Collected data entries
════════════════════
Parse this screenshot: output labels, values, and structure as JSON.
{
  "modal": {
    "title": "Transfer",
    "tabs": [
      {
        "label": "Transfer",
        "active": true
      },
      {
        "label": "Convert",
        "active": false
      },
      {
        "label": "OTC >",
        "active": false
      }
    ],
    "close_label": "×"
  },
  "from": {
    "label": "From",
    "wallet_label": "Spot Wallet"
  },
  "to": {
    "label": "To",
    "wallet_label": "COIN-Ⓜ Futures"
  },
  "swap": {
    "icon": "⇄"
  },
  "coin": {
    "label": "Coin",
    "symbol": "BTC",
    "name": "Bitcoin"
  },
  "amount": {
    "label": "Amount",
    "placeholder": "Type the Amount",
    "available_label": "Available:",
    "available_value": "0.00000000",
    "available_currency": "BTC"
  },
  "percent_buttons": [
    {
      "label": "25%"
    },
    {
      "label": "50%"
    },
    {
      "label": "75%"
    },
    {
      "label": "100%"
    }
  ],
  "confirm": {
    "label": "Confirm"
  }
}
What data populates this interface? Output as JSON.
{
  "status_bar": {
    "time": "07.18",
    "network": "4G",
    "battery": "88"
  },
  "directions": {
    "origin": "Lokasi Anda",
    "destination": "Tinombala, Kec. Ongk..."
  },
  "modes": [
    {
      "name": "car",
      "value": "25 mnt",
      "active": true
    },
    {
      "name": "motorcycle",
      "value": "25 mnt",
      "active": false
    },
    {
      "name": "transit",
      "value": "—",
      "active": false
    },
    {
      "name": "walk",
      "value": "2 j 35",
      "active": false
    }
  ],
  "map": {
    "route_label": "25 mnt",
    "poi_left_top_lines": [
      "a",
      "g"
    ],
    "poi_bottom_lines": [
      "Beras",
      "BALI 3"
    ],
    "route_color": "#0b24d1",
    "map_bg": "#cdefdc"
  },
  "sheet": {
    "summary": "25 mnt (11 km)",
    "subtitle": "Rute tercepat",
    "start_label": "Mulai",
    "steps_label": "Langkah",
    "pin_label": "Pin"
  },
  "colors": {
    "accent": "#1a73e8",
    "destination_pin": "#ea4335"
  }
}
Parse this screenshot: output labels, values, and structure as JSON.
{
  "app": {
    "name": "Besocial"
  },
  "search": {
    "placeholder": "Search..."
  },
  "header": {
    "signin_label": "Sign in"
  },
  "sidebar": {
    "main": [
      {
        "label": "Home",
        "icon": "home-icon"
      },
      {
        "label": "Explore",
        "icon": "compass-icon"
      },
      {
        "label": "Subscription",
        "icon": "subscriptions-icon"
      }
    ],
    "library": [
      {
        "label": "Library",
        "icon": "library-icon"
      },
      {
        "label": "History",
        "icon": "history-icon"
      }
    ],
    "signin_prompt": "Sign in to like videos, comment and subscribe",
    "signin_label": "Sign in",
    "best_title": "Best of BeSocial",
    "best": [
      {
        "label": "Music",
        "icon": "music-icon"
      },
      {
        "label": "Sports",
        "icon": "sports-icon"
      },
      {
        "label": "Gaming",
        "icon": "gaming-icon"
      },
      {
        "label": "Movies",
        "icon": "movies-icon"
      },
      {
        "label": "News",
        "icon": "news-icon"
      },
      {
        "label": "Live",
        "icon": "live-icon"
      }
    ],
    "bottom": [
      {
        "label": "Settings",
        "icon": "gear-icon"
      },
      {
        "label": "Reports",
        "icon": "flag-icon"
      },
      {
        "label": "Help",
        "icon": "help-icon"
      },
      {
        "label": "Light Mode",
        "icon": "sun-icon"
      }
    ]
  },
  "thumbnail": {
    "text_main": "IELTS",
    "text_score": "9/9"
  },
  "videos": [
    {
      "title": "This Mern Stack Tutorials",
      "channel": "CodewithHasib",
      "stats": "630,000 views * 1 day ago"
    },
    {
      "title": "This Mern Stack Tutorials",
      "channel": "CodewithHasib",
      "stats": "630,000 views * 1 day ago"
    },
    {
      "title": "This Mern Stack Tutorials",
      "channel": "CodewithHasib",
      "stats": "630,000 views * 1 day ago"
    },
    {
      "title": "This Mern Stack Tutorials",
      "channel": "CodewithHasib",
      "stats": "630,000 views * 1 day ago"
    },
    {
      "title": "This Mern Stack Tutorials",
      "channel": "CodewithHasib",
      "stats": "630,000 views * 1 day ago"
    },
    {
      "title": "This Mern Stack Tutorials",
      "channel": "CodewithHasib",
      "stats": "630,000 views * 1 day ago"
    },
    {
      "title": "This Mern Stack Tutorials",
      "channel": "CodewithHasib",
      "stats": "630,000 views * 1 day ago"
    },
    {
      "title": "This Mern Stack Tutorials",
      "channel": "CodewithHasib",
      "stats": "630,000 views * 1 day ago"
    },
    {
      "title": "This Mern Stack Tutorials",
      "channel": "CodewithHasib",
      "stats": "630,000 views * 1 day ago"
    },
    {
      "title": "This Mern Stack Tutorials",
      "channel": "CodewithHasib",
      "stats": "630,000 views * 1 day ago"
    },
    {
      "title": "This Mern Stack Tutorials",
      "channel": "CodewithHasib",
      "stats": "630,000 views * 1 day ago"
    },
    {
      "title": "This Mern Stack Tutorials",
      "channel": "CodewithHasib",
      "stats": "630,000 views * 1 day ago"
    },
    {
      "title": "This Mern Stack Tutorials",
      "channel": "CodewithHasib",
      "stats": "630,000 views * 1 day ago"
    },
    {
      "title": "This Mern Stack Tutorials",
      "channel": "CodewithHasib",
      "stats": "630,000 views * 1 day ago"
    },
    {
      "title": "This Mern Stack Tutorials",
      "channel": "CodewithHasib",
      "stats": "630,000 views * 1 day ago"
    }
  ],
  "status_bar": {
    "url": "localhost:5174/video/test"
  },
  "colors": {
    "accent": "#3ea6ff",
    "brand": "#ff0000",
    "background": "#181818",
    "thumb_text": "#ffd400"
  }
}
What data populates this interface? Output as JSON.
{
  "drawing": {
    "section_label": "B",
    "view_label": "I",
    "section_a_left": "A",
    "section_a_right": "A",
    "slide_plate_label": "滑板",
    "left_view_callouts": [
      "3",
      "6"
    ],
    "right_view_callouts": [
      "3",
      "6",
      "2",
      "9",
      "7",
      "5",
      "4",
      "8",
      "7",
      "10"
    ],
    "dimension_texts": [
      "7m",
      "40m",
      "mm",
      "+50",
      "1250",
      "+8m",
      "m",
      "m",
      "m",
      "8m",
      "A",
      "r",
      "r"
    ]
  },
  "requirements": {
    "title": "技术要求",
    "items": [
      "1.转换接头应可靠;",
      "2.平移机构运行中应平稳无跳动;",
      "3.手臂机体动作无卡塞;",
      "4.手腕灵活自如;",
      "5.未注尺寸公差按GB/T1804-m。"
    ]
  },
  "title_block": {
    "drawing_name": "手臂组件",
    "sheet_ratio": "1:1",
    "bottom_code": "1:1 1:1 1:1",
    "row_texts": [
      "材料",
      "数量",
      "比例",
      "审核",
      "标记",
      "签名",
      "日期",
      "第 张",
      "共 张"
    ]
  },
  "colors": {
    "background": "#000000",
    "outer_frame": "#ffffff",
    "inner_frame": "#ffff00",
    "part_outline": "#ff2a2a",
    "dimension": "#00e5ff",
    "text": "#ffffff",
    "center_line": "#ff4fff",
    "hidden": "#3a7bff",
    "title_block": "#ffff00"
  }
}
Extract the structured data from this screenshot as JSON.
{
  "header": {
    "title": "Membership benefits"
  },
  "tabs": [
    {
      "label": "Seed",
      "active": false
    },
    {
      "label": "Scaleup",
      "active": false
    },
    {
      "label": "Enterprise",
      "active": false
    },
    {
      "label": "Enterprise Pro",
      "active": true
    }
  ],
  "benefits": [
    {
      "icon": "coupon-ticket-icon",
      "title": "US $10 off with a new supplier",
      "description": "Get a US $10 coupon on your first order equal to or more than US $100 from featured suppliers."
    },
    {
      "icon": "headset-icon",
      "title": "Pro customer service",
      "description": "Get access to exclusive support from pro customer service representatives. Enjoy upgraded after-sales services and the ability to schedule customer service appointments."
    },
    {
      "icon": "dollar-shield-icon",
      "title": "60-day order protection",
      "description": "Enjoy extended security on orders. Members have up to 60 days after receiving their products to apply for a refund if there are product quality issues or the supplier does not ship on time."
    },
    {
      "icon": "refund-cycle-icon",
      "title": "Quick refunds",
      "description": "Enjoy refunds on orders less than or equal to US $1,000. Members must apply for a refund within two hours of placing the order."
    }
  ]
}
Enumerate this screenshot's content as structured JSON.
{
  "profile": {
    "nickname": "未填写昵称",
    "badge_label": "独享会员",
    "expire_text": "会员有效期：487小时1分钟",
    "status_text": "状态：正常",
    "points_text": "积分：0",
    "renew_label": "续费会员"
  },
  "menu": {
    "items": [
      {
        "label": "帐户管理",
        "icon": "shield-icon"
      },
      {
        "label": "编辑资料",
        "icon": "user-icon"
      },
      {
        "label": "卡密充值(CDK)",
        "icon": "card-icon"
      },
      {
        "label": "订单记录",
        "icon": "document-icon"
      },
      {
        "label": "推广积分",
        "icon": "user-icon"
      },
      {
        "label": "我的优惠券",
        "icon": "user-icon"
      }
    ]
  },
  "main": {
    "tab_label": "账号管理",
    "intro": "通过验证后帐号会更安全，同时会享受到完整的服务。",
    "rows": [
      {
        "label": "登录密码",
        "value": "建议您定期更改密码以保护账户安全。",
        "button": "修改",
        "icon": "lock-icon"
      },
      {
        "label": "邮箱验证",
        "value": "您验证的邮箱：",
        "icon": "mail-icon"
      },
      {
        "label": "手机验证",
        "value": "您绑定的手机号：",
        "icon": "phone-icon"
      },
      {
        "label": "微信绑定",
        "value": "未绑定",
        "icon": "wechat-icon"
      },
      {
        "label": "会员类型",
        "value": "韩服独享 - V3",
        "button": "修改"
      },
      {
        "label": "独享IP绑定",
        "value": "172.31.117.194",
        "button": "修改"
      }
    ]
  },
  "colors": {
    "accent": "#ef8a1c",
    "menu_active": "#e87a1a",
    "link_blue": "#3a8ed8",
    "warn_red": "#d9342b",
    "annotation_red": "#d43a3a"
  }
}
════════════════════
## Exercise
Copy out every line of the listing that contains the string "equal".

## Worked solution
      "description": "Get a US $10 coupon on your first order equal to or more than US $100 from featured suppliers."
      "description": "Enjoy refunds on orders less than or equal to US $1,000. Members must apply for a refund within two hours of placing the order."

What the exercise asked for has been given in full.